───── ROWS ─────
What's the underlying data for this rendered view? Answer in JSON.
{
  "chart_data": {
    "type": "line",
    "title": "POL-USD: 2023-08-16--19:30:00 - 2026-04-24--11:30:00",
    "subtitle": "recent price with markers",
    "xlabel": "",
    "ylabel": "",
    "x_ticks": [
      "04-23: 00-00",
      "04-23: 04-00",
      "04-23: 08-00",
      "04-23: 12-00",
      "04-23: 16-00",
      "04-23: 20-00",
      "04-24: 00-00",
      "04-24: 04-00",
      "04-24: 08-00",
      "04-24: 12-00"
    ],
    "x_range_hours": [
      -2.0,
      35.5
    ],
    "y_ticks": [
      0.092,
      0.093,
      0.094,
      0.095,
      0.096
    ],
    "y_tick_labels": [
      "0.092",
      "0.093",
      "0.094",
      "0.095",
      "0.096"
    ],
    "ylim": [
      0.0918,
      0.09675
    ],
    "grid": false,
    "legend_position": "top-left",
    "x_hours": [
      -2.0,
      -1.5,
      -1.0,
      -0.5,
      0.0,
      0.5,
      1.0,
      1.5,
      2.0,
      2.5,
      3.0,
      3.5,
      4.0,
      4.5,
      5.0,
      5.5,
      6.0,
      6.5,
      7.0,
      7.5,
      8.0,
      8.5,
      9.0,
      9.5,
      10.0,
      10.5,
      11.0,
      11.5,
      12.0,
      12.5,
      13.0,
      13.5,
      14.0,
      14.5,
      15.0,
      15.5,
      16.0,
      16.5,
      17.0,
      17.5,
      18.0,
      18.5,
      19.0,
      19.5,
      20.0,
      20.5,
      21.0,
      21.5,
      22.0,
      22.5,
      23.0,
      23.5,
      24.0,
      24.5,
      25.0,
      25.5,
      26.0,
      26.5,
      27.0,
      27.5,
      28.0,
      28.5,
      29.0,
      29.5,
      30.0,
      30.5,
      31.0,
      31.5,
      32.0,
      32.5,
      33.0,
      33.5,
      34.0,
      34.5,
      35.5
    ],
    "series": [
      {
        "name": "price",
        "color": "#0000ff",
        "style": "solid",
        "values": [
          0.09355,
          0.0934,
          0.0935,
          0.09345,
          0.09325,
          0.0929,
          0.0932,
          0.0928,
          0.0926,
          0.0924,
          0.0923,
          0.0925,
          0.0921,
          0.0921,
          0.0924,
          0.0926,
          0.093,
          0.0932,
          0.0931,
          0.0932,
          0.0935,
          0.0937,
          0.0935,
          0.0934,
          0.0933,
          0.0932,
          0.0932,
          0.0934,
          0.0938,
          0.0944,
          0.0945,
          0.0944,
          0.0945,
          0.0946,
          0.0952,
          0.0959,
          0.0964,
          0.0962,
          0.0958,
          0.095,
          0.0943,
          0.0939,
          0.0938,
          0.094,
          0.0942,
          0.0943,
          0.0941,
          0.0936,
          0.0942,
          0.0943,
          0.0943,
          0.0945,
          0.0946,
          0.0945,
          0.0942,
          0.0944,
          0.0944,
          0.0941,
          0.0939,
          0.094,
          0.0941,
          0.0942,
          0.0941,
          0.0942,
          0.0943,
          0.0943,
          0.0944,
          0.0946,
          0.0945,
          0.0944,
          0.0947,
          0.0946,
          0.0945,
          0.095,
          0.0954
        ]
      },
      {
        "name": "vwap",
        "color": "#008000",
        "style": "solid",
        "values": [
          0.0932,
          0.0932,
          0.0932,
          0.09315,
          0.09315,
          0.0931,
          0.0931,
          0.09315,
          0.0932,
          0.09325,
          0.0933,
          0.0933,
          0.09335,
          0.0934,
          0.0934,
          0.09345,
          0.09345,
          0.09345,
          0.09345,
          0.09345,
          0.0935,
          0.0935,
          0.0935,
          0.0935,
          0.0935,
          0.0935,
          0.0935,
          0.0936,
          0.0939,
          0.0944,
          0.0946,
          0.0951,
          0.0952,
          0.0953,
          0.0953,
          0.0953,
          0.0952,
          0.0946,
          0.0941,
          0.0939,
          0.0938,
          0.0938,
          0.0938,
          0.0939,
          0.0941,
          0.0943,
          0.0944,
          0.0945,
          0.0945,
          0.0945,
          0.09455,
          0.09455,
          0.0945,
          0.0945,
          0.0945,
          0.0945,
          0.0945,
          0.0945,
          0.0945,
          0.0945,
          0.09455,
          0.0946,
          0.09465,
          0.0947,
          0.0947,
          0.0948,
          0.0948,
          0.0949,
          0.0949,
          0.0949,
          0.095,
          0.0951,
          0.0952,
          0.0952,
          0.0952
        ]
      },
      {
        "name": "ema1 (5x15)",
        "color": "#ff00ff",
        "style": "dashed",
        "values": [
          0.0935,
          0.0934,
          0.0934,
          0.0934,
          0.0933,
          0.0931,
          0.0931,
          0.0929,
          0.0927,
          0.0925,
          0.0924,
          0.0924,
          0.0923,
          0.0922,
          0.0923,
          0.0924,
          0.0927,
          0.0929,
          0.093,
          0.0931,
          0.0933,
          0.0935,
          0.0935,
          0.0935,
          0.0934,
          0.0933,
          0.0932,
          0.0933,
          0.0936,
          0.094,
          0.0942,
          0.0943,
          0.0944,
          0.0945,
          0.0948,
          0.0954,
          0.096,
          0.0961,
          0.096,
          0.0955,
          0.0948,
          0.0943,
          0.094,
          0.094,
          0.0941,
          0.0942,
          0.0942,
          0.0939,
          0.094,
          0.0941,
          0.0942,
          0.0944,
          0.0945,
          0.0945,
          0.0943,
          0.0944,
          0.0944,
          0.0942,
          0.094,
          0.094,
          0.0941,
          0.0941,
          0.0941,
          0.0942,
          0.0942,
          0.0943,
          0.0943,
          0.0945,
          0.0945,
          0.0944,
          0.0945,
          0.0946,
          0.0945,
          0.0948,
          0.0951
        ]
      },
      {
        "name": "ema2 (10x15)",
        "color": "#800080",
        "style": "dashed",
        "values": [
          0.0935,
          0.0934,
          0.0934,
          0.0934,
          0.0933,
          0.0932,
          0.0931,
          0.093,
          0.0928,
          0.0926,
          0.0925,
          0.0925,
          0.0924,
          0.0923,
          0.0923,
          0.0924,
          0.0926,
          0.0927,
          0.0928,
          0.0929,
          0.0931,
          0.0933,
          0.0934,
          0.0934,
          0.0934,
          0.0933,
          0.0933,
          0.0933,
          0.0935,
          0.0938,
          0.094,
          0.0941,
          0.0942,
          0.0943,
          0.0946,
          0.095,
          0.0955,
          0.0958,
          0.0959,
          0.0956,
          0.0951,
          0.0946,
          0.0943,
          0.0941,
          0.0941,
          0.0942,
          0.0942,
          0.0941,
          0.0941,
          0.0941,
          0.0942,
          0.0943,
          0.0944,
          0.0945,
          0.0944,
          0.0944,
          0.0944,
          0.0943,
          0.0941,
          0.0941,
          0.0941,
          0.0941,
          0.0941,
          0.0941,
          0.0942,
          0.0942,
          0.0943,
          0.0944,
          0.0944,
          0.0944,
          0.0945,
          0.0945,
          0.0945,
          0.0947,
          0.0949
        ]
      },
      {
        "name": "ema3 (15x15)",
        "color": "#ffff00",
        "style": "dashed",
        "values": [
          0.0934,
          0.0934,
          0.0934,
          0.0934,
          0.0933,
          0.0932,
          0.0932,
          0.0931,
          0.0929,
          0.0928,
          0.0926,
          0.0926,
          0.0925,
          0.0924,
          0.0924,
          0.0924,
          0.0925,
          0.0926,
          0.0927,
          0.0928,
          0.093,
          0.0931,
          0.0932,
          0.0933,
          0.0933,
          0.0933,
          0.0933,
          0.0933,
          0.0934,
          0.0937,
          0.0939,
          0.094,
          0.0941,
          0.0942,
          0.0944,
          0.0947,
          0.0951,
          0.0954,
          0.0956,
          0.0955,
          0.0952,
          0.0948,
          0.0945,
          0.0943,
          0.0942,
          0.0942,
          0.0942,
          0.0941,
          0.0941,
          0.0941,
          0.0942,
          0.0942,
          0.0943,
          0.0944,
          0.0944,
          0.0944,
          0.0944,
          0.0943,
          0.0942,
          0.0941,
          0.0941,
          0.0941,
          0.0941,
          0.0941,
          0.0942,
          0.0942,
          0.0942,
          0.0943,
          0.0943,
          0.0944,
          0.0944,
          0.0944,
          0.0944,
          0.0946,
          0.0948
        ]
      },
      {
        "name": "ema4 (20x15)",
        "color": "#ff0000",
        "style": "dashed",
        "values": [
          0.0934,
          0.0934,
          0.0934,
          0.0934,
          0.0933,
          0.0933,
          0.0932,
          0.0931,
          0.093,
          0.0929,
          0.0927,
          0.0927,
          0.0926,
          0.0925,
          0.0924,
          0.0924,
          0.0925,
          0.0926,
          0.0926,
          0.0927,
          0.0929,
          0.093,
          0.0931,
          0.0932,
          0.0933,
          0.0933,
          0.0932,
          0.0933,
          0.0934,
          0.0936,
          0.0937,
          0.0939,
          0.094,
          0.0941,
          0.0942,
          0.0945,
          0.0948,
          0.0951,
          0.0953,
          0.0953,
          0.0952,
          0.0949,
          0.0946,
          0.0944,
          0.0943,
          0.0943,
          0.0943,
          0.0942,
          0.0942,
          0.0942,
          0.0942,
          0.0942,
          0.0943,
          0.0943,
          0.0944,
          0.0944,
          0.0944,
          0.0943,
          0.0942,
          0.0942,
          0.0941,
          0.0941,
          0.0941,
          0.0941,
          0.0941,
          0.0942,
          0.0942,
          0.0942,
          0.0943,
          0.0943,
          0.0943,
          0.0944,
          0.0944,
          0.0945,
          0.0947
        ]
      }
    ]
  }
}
─────
● **PROBLEM DESCRIPTION**: Pick out each line that holds the string "price".

● **SOLUTION TO THIS TASK**:
    "subtitle": "recent price with markers",
        "name": "price",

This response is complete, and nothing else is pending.